WRITTEN INSTRUCTION: Type every record exactly as it appears.

-------- RECORDS SUPPLIED --------

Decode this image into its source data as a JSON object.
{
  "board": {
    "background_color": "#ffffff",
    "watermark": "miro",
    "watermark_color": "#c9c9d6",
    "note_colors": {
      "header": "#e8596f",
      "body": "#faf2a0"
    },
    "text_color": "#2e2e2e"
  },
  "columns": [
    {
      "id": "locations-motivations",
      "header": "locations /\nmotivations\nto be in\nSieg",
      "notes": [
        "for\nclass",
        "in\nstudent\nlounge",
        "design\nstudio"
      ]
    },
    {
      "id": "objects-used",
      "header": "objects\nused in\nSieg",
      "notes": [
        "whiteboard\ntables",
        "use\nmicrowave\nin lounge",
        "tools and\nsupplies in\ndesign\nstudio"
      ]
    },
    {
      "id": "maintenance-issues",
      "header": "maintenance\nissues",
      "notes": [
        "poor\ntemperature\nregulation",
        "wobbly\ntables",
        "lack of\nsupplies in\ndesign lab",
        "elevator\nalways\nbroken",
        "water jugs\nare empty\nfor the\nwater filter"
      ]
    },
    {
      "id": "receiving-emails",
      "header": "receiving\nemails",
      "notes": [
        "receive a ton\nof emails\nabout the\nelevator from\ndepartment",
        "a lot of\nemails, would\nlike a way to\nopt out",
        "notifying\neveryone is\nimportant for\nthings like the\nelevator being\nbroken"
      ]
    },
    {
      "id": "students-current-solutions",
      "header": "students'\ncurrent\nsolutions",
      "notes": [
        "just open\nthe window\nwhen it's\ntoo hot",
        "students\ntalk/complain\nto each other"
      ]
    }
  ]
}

--------

EXERCISE ANSWER:
Decode this image into its source data as a JSON object.
{
  "board": {
    "background_color": "#ffffff",
    "watermark": "miro",
    "watermark_color": "#c9c9d6",
    "note_colors": {
      "header": "#e8596f",
      "body": "#faf2a0"
    },
    "text_color": "#2e2e2e"
  },
  "columns": [
    {
      "id": "locations-motivations",
      "header": "locations /\nmotivations\nto be in\nSieg",
      "notes": [
        "for\nclass",
        "in\nstudent\nlounge",
        "design\nstudio"
      ]
    },
    {
      "id": "objects-used",
      "header": "objects\nused in\nSieg",
      "notes": [
        "whiteboard\ntables",
        "use\nmicrowave\nin lounge",
        "tools and\nsupplies in\ndesign\nstudio"
      ]
    },
    {
      "id": "maintenance-issues",
      "header": "maintenance\nissues",
      "notes": [
        "poor\ntemperature\nregulation",
        "wobbly\ntables",
        "lack of\nsupplies in\ndesign lab",
        "elevator\nalways\nbroken",
        "water jugs\nare empty\nfor the\nwater filter"
      ]
    },
    {
      "id": "receiving-emails",
      "header": "receiving\nemails",
      "notes": [
        "receive a ton\nof emails\nabout the\nelevator from\ndepartment",
        "a lot of\nemails, would\nlike a way to\nopt out",
        "notifying\neveryone is\nimportant for\nthings like the\nelevator being\nbroken"
      ]
    },
    {
      "id": "students-current-solutions",
      "header": "students'\ncurrent\nsolutions",
      "notes": [
        "just open\nthe window\nwhen it's\ntoo hot",
        "students\ntalk/complain\nto each other"
      ]
    }
  ]
}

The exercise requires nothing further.